• _WHAT NEEDS TO BE DONE_
Please return each record exactly, leaving nothing out.

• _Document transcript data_
###
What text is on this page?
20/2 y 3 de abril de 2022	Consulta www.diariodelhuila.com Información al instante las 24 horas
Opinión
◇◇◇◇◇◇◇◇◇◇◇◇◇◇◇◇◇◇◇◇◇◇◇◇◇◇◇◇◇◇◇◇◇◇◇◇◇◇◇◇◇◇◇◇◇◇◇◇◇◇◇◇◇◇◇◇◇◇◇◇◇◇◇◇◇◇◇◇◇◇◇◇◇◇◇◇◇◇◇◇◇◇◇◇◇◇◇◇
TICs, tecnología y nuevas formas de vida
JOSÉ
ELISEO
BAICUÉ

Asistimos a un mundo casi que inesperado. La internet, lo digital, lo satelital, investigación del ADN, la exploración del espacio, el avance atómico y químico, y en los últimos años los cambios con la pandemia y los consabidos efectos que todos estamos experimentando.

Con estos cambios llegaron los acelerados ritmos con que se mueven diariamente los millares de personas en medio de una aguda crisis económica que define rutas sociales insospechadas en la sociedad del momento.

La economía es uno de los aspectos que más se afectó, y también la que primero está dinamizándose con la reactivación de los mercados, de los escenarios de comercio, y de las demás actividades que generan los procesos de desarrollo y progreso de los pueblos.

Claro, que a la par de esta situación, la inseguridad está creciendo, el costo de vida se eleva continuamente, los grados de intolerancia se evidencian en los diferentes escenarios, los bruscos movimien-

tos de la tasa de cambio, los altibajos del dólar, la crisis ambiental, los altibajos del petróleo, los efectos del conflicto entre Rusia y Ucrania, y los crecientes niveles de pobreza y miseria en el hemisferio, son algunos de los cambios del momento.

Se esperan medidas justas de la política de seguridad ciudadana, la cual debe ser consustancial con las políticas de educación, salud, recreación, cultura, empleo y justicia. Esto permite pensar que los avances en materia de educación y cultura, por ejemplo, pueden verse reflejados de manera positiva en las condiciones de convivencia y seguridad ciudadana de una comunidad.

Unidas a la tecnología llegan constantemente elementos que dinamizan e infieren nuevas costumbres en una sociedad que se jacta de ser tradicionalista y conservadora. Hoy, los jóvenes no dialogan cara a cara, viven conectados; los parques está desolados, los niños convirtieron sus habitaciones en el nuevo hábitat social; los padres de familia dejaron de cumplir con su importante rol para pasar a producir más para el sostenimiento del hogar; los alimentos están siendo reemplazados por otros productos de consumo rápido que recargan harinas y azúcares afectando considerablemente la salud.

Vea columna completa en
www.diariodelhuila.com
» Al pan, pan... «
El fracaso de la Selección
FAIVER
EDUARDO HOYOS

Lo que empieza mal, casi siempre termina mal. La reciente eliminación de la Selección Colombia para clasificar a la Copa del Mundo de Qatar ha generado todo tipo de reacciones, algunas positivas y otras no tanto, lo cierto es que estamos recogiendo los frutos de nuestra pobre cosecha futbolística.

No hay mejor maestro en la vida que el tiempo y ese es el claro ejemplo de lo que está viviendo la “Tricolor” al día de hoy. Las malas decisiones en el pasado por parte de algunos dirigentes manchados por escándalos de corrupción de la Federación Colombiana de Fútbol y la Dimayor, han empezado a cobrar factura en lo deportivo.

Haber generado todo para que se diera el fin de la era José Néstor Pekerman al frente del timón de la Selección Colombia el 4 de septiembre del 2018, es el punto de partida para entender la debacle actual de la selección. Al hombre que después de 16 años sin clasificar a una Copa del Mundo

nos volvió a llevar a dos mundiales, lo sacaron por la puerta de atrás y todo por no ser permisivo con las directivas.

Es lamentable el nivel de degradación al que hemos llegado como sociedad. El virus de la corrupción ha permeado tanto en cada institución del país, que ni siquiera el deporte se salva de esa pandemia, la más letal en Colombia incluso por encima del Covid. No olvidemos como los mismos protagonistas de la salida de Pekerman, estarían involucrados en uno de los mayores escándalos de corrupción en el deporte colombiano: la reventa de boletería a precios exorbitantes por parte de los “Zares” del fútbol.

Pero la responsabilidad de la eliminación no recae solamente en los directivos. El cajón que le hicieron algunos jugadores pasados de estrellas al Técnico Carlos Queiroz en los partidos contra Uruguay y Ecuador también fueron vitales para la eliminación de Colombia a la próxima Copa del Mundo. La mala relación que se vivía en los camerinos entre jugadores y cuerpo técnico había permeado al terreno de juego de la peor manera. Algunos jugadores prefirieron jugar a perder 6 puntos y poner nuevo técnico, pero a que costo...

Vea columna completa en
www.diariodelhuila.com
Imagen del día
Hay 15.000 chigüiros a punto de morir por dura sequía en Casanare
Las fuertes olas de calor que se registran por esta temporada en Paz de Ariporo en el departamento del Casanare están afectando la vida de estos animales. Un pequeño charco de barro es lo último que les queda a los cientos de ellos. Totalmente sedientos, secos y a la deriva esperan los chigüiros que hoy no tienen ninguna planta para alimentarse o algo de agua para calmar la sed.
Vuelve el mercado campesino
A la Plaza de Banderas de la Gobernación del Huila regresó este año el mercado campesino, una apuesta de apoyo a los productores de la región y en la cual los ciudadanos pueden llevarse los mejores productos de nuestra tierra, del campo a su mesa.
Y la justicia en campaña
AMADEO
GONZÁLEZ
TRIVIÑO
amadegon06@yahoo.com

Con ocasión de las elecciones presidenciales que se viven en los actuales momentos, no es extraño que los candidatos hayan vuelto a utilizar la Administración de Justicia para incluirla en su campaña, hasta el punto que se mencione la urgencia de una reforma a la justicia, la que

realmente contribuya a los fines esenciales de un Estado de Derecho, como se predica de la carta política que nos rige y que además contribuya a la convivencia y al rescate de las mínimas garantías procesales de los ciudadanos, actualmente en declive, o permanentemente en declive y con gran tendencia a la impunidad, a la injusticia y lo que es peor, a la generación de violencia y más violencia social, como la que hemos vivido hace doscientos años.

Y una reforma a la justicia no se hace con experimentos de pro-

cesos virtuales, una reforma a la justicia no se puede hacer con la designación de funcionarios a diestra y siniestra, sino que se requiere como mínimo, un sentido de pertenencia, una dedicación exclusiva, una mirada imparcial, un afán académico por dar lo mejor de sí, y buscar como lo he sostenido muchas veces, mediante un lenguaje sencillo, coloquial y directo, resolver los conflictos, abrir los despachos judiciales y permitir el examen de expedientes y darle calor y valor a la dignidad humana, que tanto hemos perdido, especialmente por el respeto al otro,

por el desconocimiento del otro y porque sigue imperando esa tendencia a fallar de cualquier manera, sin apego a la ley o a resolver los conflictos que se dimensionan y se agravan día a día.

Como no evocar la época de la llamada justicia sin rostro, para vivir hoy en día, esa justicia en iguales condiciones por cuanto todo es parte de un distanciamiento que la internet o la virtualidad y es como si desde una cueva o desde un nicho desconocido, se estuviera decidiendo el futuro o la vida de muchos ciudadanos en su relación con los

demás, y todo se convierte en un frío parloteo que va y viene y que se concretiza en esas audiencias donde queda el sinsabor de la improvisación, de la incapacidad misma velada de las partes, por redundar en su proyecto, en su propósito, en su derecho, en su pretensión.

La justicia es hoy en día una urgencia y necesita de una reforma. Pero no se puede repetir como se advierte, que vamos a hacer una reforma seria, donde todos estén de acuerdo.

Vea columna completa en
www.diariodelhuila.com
###
• _FINISHED EXERCISE_
What text is on this page?
20/2 y 3 de abril de 2022	Consulta www.diariodelhuila.com Información al instante las 24 horas
Opinión
◇◇◇◇◇◇◇◇◇◇◇◇◇◇◇◇◇◇◇◇◇◇◇◇◇◇◇◇◇◇◇◇◇◇◇◇◇◇◇◇◇◇◇◇◇◇◇◇◇◇◇◇◇◇◇◇◇◇◇◇◇◇◇◇◇◇◇◇◇◇◇◇◇◇◇◇◇◇◇◇◇◇◇◇◇◇◇◇
TICs, tecnología y nuevas formas de vida
JOSÉ
ELISEO
BAICUÉ

Asistimos a un mundo casi que inesperado. La internet, lo digital, lo satelital, investigación del ADN, la exploración del espacio, el avance atómico y químico, y en los últimos años los cambios con la pandemia y los consabidos efectos que todos estamos experimentando.

Con estos cambios llegaron los acelerados ritmos con que se mueven diariamente los millares de personas en medio de una aguda crisis económica que define rutas sociales insospechadas en la sociedad del momento.

La economía es uno de los aspectos que más se afectó, y también la que primero está dinamizándose con la reactivación de los mercados, de los escenarios de comercio, y de las demás actividades que generan los procesos de desarrollo y progreso de los pueblos.

Claro, que a la par de esta situación, la inseguridad está creciendo, el costo de vida se eleva continuamente, los grados de intolerancia se evidencian en los diferentes escenarios, los bruscos movimien-

tos de la tasa de cambio, los altibajos del dólar, la crisis ambiental, los altibajos del petróleo, los efectos del conflicto entre Rusia y Ucrania, y los crecientes niveles de pobreza y miseria en el hemisferio, son algunos de los cambios del momento.

Se esperan medidas justas de la política de seguridad ciudadana, la cual debe ser consustancial con las políticas de educación, salud, recreación, cultura, empleo y justicia. Esto permite pensar que los avances en materia de educación y cultura, por ejemplo, pueden verse reflejados de manera positiva en las condiciones de convivencia y seguridad ciudadana de una comunidad.

Unidas a la tecnología llegan constantemente elementos que dinamizan e infieren nuevas costumbres en una sociedad que se jacta de ser tradicionalista y conservadora. Hoy, los jóvenes no dialogan cara a cara, viven conectados; los parques está desolados, los niños convirtieron sus habitaciones en el nuevo hábitat social; los padres de familia dejaron de cumplir con su importante rol para pasar a producir más para el sostenimiento del hogar; los alimentos están siendo reemplazados por otros productos de consumo rápido que recargan harinas y azúcares afectando considerablemente la salud.

Vea columna completa en
www.diariodelhuila.com
» Al pan, pan... «
El fracaso de la Selección
FAIVER
EDUARDO HOYOS

Lo que empieza mal, casi siempre termina mal. La reciente eliminación de la Selección Colombia para clasificar a la Copa del Mundo de Qatar ha generado todo tipo de reacciones, algunas positivas y otras no tanto, lo cierto es que estamos recogiendo los frutos de nuestra pobre cosecha futbolística.

No hay mejor maestro en la vida que el tiempo y ese es el claro ejemplo de lo que está viviendo la “Tricolor” al día de hoy. Las malas decisiones en el pasado por parte de algunos dirigentes manchados por escándalos de corrupción de la Federación Colombiana de Fútbol y la Dimayor, han empezado a cobrar factura en lo deportivo.

Haber generado todo para que se diera el fin de la era José Néstor Pekerman al frente del timón de la Selección Colombia el 4 de septiembre del 2018, es el punto de partida para entender la debacle actual de la selección. Al hombre que después de 16 años sin clasificar a una Copa del Mundo

nos volvió a llevar a dos mundiales, lo sacaron por la puerta de atrás y todo por no ser permisivo con las directivas.

Es lamentable el nivel de degradación al que hemos llegado como sociedad. El virus de la corrupción ha permeado tanto en cada institución del país, que ni siquiera el deporte se salva de esa pandemia, la más letal en Colombia incluso por encima del Covid. No olvidemos como los mismos protagonistas de la salida de Pekerman, estarían involucrados en uno de los mayores escándalos de corrupción en el deporte colombiano: la reventa de boletería a precios exorbitantes por parte de los “Zares” del fútbol.

Pero la responsabilidad de la eliminación no recae solamente en los directivos. El cajón que le hicieron algunos jugadores pasados de estrellas al Técnico Carlos Queiroz en los partidos contra Uruguay y Ecuador también fueron vitales para la eliminación de Colombia a la próxima Copa del Mundo. La mala relación que se vivía en los camerinos entre jugadores y cuerpo técnico había permeado al terreno de juego de la peor manera. Algunos jugadores prefirieron jugar a perder 6 puntos y poner nuevo técnico, pero a que costo...

Vea columna completa en
www.diariodelhuila.com
Imagen del día
Hay 15.000 chigüiros a punto de morir por dura sequía en Casanare
Las fuertes olas de calor que se registran por esta temporada en Paz de Ariporo en el departamento del Casanare están afectando la vida de estos animales. Un pequeño charco de barro es lo último que les queda a los cientos de ellos. Totalmente sedientos, secos y a la deriva esperan los chigüiros que hoy no tienen ninguna planta para alimentarse o algo de agua para calmar la sed.
Vuelve el mercado campesino
A la Plaza de Banderas de la Gobernación del Huila regresó este año el mercado campesino, una apuesta de apoyo a los productores de la región y en la cual los ciudadanos pueden llevarse los mejores productos de nuestra tierra, del campo a su mesa.
Y la justicia en campaña
AMADEO
GONZÁLEZ
TRIVIÑO
amadegon06@yahoo.com

Con ocasión de las elecciones presidenciales que se viven en los actuales momentos, no es extraño que los candidatos hayan vuelto a utilizar la Administración de Justicia para incluirla en su campaña, hasta el punto que se mencione la urgencia de una reforma a la justicia, la que

realmente contribuya a los fines esenciales de un Estado de Derecho, como se predica de la carta política que nos rige y que además contribuya a la convivencia y al rescate de las mínimas garantías procesales de los ciudadanos, actualmente en declive, o permanentemente en declive y con gran tendencia a la impunidad, a la injusticia y lo que es peor, a la generación de violencia y más violencia social, como la que hemos vivido hace doscientos años.

Y una reforma a la justicia no se hace con experimentos de pro-

cesos virtuales, una reforma a la justicia no se puede hacer con la designación de funcionarios a diestra y siniestra, sino que se requiere como mínimo, un sentido de pertenencia, una dedicación exclusiva, una mirada imparcial, un afán académico por dar lo mejor de sí, y buscar como lo he sostenido muchas veces, mediante un lenguaje sencillo, coloquial y directo, resolver los conflictos, abrir los despachos judiciales y permitir el examen de expedientes y darle calor y valor a la dignidad humana, que tanto hemos perdido, especialmente por el respeto al otro,

por el desconocimiento del otro y porque sigue imperando esa tendencia a fallar de cualquier manera, sin apego a la ley o a resolver los conflictos que se dimensionan y se agravan día a día.

Como no evocar la época de la llamada justicia sin rostro, para vivir hoy en día, esa justicia en iguales condiciones por cuanto todo es parte de un distanciamiento que la internet o la virtualidad y es como si desde una cueva o desde un nicho desconocido, se estuviera decidiendo el futuro o la vida de muchos ciudadanos en su relación con los

demás, y todo se convierte en un frío parloteo que va y viene y que se concretiza en esas audiencias donde queda el sinsabor de la improvisación, de la incapacidad misma velada de las partes, por redundar en su proyecto, en su propósito, en su derecho, en su pretensión.

La justicia es hoy en día una urgencia y necesita de una reforma. Pero no se puede repetir como se advierte, que vamos a hacer una reforma seria, donde todos estén de acuerdo.

Vea columna completa en
www.diariodelhuila.com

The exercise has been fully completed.